→ WHAT IS BEING ASKED
Write out word for word each line from the one containing "What data populates" through the close of the listing, including both ends. Pictures do not belong in the copy.

→ SUPPLIED RECORDS

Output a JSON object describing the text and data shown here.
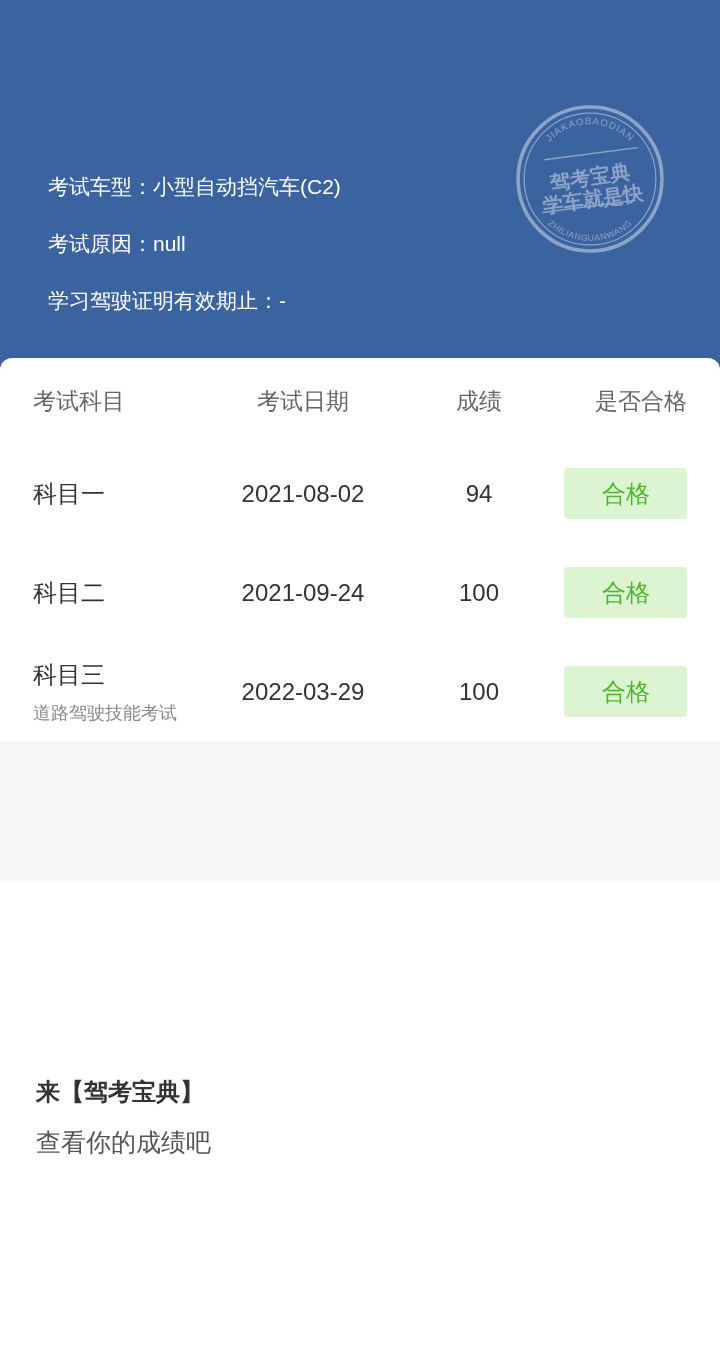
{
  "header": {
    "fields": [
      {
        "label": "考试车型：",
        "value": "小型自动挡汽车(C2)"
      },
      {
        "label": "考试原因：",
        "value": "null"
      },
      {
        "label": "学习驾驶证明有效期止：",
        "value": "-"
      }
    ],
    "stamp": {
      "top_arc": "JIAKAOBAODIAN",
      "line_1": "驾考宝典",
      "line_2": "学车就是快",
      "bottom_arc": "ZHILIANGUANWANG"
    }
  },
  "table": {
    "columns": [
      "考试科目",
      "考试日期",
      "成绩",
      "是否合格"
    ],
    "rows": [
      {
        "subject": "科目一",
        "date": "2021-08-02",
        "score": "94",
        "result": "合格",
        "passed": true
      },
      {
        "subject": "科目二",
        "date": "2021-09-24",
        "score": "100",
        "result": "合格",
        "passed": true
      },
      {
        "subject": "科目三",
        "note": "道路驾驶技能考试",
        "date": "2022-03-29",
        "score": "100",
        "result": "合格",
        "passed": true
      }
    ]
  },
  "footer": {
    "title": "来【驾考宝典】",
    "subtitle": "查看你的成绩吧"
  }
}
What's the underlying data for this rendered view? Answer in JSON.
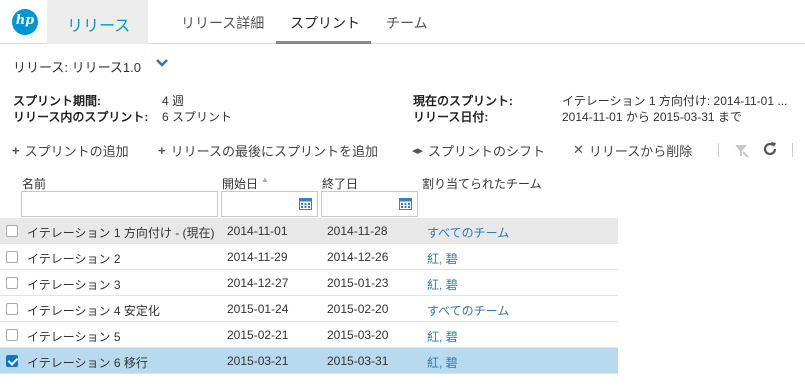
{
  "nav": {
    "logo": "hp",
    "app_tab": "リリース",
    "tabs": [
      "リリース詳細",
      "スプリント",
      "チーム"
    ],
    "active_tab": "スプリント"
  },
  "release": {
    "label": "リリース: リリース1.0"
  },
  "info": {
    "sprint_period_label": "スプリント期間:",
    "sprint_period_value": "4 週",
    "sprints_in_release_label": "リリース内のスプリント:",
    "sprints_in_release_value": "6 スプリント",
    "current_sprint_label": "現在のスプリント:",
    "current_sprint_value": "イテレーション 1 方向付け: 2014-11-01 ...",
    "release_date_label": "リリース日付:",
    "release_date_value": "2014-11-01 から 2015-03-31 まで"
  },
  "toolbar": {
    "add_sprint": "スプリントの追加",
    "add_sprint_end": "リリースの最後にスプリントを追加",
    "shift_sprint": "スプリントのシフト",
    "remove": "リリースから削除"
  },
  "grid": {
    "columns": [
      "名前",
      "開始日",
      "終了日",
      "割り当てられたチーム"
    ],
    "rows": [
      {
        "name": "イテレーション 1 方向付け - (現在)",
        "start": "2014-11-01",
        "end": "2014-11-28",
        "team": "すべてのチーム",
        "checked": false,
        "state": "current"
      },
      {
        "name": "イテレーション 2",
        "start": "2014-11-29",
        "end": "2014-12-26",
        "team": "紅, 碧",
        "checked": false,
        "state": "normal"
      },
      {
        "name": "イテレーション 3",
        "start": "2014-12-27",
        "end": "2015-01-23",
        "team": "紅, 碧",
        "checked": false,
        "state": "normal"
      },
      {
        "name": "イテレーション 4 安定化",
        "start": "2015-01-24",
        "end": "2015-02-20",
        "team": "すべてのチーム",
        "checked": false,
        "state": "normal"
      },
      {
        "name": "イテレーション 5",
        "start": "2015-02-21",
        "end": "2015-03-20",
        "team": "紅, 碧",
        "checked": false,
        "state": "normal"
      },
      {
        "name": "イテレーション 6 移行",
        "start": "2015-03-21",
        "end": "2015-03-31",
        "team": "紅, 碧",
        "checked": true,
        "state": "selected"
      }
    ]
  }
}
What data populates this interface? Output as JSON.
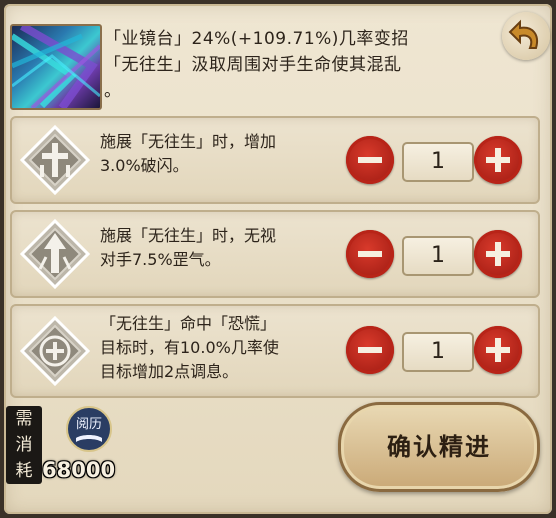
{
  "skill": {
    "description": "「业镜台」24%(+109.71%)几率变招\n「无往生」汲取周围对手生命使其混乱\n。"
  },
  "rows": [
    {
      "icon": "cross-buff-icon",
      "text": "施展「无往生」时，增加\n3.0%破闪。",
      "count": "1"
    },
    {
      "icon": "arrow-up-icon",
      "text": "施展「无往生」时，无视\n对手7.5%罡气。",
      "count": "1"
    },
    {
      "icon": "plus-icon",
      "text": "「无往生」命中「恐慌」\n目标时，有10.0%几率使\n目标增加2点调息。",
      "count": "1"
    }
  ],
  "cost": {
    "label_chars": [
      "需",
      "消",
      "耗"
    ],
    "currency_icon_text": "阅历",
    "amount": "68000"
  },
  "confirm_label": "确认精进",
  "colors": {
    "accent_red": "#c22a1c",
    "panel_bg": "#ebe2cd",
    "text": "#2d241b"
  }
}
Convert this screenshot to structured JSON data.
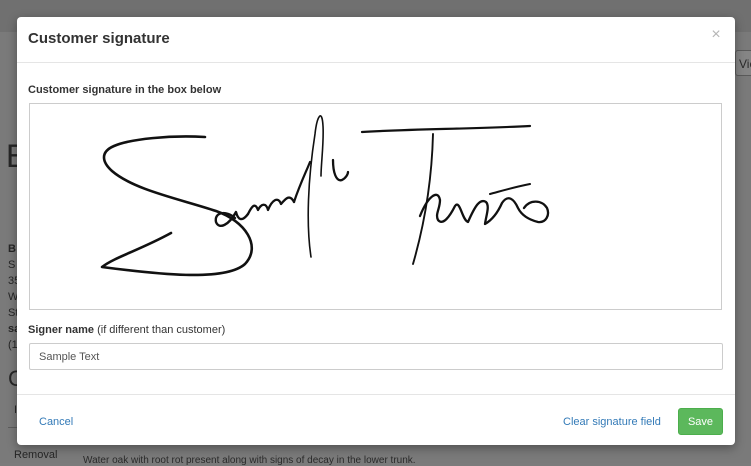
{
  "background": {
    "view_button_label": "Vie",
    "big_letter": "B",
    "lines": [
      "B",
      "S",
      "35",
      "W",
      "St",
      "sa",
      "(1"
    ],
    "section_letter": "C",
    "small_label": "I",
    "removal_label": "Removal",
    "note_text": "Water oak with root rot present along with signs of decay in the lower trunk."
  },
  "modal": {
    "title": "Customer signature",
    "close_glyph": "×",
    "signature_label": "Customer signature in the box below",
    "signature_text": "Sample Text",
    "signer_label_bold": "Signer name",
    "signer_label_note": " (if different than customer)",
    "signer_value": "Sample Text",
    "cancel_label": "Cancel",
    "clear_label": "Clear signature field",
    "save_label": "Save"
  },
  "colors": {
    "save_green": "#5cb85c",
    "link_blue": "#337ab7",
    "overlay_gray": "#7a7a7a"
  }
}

→ RESULT OF THE TASK
What data populates this interface? Output as JSON.
{
  "skill": {
    "description": "「业镜台」24%(+109.71%)几率变招\n「无往生」汲取周围对手生命使其混乱\n。"
  },
  "rows": [
    {
      "icon": "cross-buff-icon",
      "text": "施展「无往生」时，增加\n3.0%破闪。",
      "count": "1"
    },
    {
      "icon": "arrow-up-icon",
      "text": "施展「无往生」时，无视\n对手7.5%罡气。",
      "count": "1"
    },
    {
      "icon": "plus-icon",
      "text": "「无往生」命中「恐慌」\n目标时，有10.0%几率使\n目标增加2点调息。",
      "count": "1"
    }
  ],
  "cost": {
    "label_chars": [
      "需",
      "消",
      "耗"
    ],
    "currency_icon_text": "阅历",
    "amount": "68000"
  },
  "confirm_label": "确认精进",
  "colors": {
    "accent_red": "#c22a1c",
    "panel_bg": "#ebe2cd",
    "text": "#2d241b"
  }
}
Convert this screenshot to structured JSON data.
{
  "background": {
    "view_button_label": "Vie",
    "big_letter": "B",
    "lines": [
      "B",
      "S",
      "35",
      "W",
      "St",
      "sa",
      "(1"
    ],
    "section_letter": "C",
    "small_label": "I",
    "removal_label": "Removal",
    "note_text": "Water oak with root rot present along with signs of decay in the lower trunk."
  },
  "modal": {
    "title": "Customer signature",
    "close_glyph": "×",
    "signature_label": "Customer signature in the box below",
    "signature_text": "Sample Text",
    "signer_label_bold": "Signer name",
    "signer_label_note": " (if different than customer)",
    "signer_value": "Sample Text",
    "cancel_label": "Cancel",
    "clear_label": "Clear signature field",
    "save_label": "Save"
  },
  "colors": {
    "save_green": "#5cb85c",
    "link_blue": "#337ab7",
    "overlay_gray": "#7a7a7a"
  }
}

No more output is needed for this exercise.